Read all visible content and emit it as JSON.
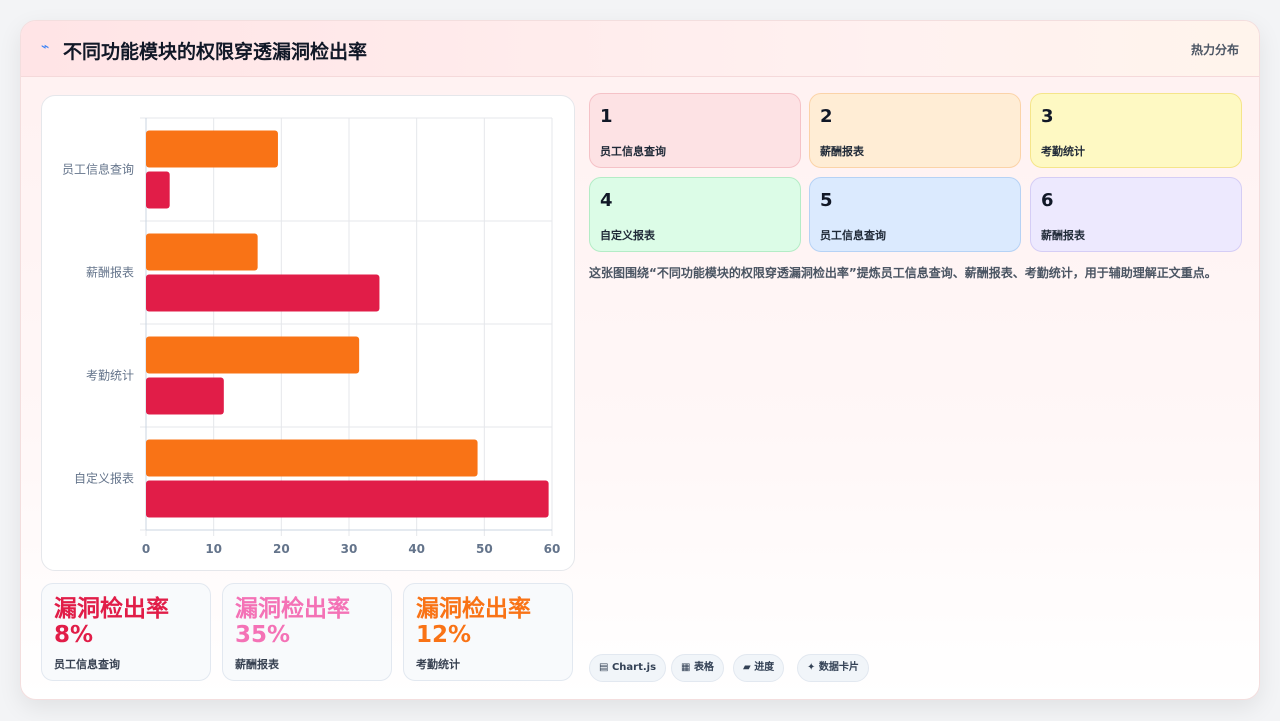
{
  "header": {
    "icon": "pulse-icon",
    "title": "不同功能模块的权限穿透漏洞检出率",
    "tag": "热力分布"
  },
  "chart_data": {
    "type": "bar",
    "orientation": "horizontal",
    "categories": [
      "员工信息查询",
      "薪酬报表",
      "考勤统计",
      "自定义报表"
    ],
    "series": [
      {
        "color": "#f97316",
        "values": [
          19.5,
          16.5,
          31.5,
          49
        ]
      },
      {
        "color": "#e11d48",
        "values": [
          3.5,
          34.5,
          11.5,
          59.5
        ]
      }
    ],
    "xlim": [
      0,
      60
    ],
    "xticks": [
      "0",
      "10",
      "20",
      "30",
      "40",
      "50",
      "60"
    ],
    "grid": true,
    "legend": "none"
  },
  "kpis": [
    {
      "value": "漏洞检出率 8%",
      "label": "员工信息查询",
      "color": "#e11d48"
    },
    {
      "value": "漏洞检出率 35%",
      "label": "薪酬报表",
      "color": "#f472b6"
    },
    {
      "value": "漏洞检出率 12%",
      "label": "考勤统计",
      "color": "#f97316"
    }
  ],
  "tiles": [
    {
      "num": "1",
      "label": "员工信息查询",
      "bg": "#fde2e4",
      "border": "#f5c2c7"
    },
    {
      "num": "2",
      "label": "薪酬报表",
      "bg": "#ffedd5",
      "border": "#fbd3a8"
    },
    {
      "num": "3",
      "label": "考勤统计",
      "bg": "#fef9c3",
      "border": "#f5e58a"
    },
    {
      "num": "4",
      "label": "自定义报表",
      "bg": "#dcfce7",
      "border": "#b4ecc6"
    },
    {
      "num": "5",
      "label": "员工信息查询",
      "bg": "#dbeafe",
      "border": "#b6d2f5"
    },
    {
      "num": "6",
      "label": "薪酬报表",
      "bg": "#ede9fe",
      "border": "#d5cdf5"
    }
  ],
  "description": "这张图围绕“不同功能模块的权限穿透漏洞检出率”提炼员工信息查询、薪酬报表、考勤统计，用于辅助理解正文重点。",
  "pills": [
    {
      "icon": "chart-icon",
      "glyph": "▤",
      "label": "Chart.js"
    },
    {
      "icon": "table-icon",
      "glyph": "▦",
      "label": "表格"
    },
    {
      "icon": "progress-icon",
      "glyph": "▰",
      "label": "进度"
    },
    {
      "icon": "sparkle-icon",
      "glyph": "✦",
      "label": "数据卡片"
    }
  ]
}
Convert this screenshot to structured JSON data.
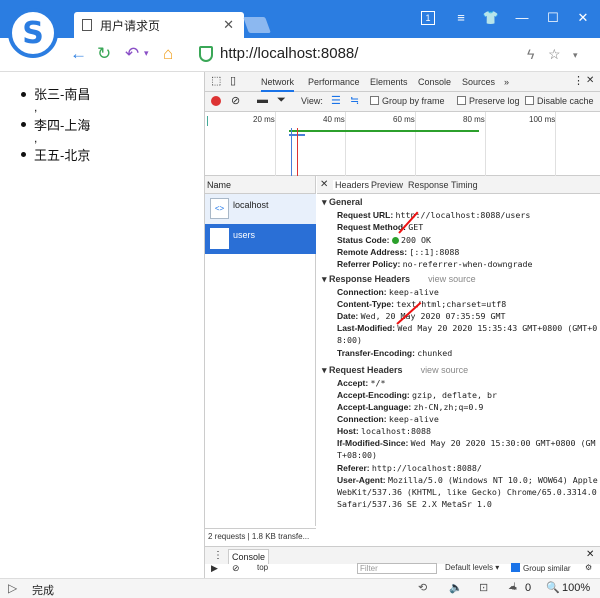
{
  "browser": {
    "tab_title": "用户请求页",
    "url": "http://localhost:8088/",
    "status_text": "完成",
    "zoom": "100%",
    "download_count": "0",
    "colors": {
      "titlebar": "#2b7de1",
      "secure": "#3aa757"
    }
  },
  "page": {
    "items": [
      "张三-南昌",
      "李四-上海",
      "王五-北京"
    ],
    "separator": ","
  },
  "devtools": {
    "tabs": [
      "Network",
      "Performance",
      "Elements",
      "Console",
      "Sources",
      "»"
    ],
    "toolbar": {
      "view_label": "View:",
      "group_by_frame": "Group by frame",
      "preserve_log": "Preserve log",
      "disable_cache": "Disable cache"
    },
    "timeline_ticks": [
      "20 ms",
      "40 ms",
      "60 ms",
      "80 ms",
      "100 ms"
    ],
    "name_header": "Name",
    "requests": [
      {
        "name": "localhost"
      },
      {
        "name": "users"
      }
    ],
    "summary": "2 requests | 1.8 KB transfe...",
    "detail_tabs": [
      "Headers",
      "Preview",
      "Response",
      "Timing"
    ],
    "general": {
      "title": "General",
      "rows": [
        {
          "k": "Request URL:",
          "v": "http://localhost:8088/users"
        },
        {
          "k": "Request Method:",
          "v": "GET"
        },
        {
          "k": "Status Code:",
          "v": "200 OK"
        },
        {
          "k": "Remote Address:",
          "v": "[::1]:8088"
        },
        {
          "k": "Referrer Policy:",
          "v": "no-referrer-when-downgrade"
        }
      ]
    },
    "response_headers": {
      "title": "Response Headers",
      "view_source": "view source",
      "rows": [
        {
          "k": "Connection:",
          "v": "keep-alive"
        },
        {
          "k": "Content-Type:",
          "v": "text/html;charset=utf8"
        },
        {
          "k": "Date:",
          "v": "Wed, 20 May 2020 07:35:59 GMT"
        },
        {
          "k": "Last-Modified:",
          "v": "Wed May 20 2020 15:35:43 GMT+0800 (GMT+0"
        },
        {
          "k": "",
          "v": "8:00)"
        },
        {
          "k": "Transfer-Encoding:",
          "v": "chunked"
        }
      ]
    },
    "request_headers": {
      "title": "Request Headers",
      "view_source": "view source",
      "rows": [
        {
          "k": "Accept:",
          "v": "*/*"
        },
        {
          "k": "Accept-Encoding:",
          "v": "gzip, deflate, br"
        },
        {
          "k": "Accept-Language:",
          "v": "zh-CN,zh;q=0.9"
        },
        {
          "k": "Connection:",
          "v": "keep-alive"
        },
        {
          "k": "Host:",
          "v": "localhost:8088"
        },
        {
          "k": "If-Modified-Since:",
          "v": "Wed May 20 2020 15:30:00 GMT+0800 (GM"
        },
        {
          "k": "",
          "v": "T+08:00)"
        },
        {
          "k": "Referer:",
          "v": "http://localhost:8088/"
        },
        {
          "k": "User-Agent:",
          "v": "Mozilla/5.0 (Windows NT 10.0; WOW64) Apple"
        },
        {
          "k": "",
          "v": "WebKit/537.36 (KHTML, like Gecko) Chrome/65.0.3314.0"
        },
        {
          "k": "",
          "v": "Safari/537.36 SE 2.X MetaSr 1.0"
        }
      ]
    },
    "console": {
      "tab": "Console",
      "context": "top",
      "filter_placeholder": "Filter",
      "levels": "Default levels ▾",
      "group_similar": "Group similar"
    }
  }
}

────────

[WRITTEN TASK] Scan the lines for the string "Encoding". Pick out every line that has it.

[THE COMPLETED TASK]
          "k": "Transfer-Encoding:",
          "k": "Accept-Encoding:",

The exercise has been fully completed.